[Provided material]:
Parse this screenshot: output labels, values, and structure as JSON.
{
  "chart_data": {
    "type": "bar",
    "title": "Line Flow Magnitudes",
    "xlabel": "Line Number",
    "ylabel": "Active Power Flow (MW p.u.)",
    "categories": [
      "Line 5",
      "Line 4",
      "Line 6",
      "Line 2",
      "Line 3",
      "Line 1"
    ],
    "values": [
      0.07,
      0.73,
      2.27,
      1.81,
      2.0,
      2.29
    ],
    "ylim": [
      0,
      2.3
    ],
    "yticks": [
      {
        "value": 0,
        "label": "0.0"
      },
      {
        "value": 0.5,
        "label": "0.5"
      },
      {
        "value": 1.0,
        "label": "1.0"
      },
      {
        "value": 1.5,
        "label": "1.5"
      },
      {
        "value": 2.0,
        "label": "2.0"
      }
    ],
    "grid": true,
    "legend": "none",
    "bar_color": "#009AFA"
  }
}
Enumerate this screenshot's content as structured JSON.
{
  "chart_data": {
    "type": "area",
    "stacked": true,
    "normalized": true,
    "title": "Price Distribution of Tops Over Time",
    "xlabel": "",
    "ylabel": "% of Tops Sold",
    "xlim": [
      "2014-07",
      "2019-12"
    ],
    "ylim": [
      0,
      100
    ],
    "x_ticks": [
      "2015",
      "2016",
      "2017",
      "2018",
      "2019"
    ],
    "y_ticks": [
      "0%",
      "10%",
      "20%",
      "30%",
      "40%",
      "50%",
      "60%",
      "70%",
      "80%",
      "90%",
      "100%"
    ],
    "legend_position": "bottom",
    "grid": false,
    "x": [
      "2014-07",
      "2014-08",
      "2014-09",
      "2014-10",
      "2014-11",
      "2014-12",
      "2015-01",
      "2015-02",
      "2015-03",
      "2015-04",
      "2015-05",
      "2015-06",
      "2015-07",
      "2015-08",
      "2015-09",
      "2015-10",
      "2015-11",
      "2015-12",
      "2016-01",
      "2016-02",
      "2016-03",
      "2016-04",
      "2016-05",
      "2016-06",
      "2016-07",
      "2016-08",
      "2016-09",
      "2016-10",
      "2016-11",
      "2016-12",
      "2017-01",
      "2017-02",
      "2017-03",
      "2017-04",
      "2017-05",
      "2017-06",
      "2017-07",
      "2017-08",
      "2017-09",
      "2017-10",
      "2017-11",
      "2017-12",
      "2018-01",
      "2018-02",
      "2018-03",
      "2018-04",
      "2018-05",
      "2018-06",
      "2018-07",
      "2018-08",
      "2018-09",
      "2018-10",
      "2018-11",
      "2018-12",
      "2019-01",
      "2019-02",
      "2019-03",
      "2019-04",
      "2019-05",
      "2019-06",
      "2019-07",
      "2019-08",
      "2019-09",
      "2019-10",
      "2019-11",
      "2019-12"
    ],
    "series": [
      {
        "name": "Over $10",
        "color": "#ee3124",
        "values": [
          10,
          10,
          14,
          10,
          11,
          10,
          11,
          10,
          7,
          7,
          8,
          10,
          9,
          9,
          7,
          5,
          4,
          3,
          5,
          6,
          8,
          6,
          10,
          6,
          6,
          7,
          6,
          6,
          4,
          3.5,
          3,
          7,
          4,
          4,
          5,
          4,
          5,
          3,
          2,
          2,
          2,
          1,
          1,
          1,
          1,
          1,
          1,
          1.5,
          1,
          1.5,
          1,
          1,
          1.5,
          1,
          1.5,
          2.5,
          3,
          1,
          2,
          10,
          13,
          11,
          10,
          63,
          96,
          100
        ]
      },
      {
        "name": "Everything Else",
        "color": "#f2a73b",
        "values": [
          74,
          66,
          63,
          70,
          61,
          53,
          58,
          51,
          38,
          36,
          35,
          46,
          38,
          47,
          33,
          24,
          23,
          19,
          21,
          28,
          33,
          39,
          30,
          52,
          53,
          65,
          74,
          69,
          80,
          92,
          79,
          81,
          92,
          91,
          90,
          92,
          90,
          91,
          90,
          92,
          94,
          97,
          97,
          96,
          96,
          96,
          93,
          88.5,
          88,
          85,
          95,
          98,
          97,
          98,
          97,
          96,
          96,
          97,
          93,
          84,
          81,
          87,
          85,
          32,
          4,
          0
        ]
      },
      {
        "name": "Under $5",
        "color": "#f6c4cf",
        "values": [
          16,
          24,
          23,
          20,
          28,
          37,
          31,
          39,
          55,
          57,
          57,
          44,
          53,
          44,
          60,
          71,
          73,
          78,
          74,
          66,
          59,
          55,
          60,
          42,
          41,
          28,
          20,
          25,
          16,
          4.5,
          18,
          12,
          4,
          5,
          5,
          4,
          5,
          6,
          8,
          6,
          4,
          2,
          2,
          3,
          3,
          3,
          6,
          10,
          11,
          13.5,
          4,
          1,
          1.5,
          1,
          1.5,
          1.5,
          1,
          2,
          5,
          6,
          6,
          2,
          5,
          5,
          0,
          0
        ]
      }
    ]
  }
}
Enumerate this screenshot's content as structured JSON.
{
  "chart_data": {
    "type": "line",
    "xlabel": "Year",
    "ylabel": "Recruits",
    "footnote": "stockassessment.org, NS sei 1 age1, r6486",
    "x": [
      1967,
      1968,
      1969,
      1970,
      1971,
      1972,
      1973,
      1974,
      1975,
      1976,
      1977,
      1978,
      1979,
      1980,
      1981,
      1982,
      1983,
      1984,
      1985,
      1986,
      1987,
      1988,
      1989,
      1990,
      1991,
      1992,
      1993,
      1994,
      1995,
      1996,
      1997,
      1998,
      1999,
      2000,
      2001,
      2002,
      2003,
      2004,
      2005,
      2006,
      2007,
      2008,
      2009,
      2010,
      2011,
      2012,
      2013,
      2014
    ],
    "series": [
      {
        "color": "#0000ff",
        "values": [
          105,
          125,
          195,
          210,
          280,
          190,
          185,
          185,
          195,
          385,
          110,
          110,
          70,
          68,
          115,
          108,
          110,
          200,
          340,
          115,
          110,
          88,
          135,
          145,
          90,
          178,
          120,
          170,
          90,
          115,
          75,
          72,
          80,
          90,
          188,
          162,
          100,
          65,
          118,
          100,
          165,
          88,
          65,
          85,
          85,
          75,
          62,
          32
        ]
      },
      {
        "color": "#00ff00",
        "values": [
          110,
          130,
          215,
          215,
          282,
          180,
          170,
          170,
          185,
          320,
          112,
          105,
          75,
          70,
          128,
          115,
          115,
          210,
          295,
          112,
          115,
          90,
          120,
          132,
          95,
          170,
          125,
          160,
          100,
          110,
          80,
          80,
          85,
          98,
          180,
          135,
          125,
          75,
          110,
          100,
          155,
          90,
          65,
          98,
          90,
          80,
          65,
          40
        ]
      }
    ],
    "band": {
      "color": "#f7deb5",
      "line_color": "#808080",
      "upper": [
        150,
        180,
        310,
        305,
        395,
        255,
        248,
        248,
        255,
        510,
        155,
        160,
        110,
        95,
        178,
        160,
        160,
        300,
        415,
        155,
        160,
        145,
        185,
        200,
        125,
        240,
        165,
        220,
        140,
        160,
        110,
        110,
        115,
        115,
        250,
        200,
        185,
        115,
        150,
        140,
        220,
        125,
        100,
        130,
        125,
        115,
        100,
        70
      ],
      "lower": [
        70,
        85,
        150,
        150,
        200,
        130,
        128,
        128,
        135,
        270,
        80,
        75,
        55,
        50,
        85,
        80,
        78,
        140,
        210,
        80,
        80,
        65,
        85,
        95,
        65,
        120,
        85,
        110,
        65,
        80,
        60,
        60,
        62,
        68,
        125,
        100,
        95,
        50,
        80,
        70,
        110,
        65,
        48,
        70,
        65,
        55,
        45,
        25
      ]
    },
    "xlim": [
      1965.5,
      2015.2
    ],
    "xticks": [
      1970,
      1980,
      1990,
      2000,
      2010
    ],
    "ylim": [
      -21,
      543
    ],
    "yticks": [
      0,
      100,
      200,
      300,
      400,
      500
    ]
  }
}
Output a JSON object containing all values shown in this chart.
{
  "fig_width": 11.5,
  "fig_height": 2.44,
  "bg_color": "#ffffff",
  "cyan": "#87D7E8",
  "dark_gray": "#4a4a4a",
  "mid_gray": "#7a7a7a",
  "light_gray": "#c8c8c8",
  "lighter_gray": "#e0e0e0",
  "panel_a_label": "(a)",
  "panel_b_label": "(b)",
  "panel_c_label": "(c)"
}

[What needs to be done]:
Starting from the line containing "Output a JSON", repeat each line through the end of the entries, exactly.

[Output below]:
Output a JSON object containing all values shown in this chart.
{
  "fig_width": 11.5,
  "fig_height": 2.44,
  "bg_color": "#ffffff",
  "cyan": "#87D7E8",
  "dark_gray": "#4a4a4a",
  "mid_gray": "#7a7a7a",
  "light_gray": "#c8c8c8",
  "lighter_gray": "#e0e0e0",
  "panel_a_label": "(a)",
  "panel_b_label": "(b)",
  "panel_c_label": "(c)"
}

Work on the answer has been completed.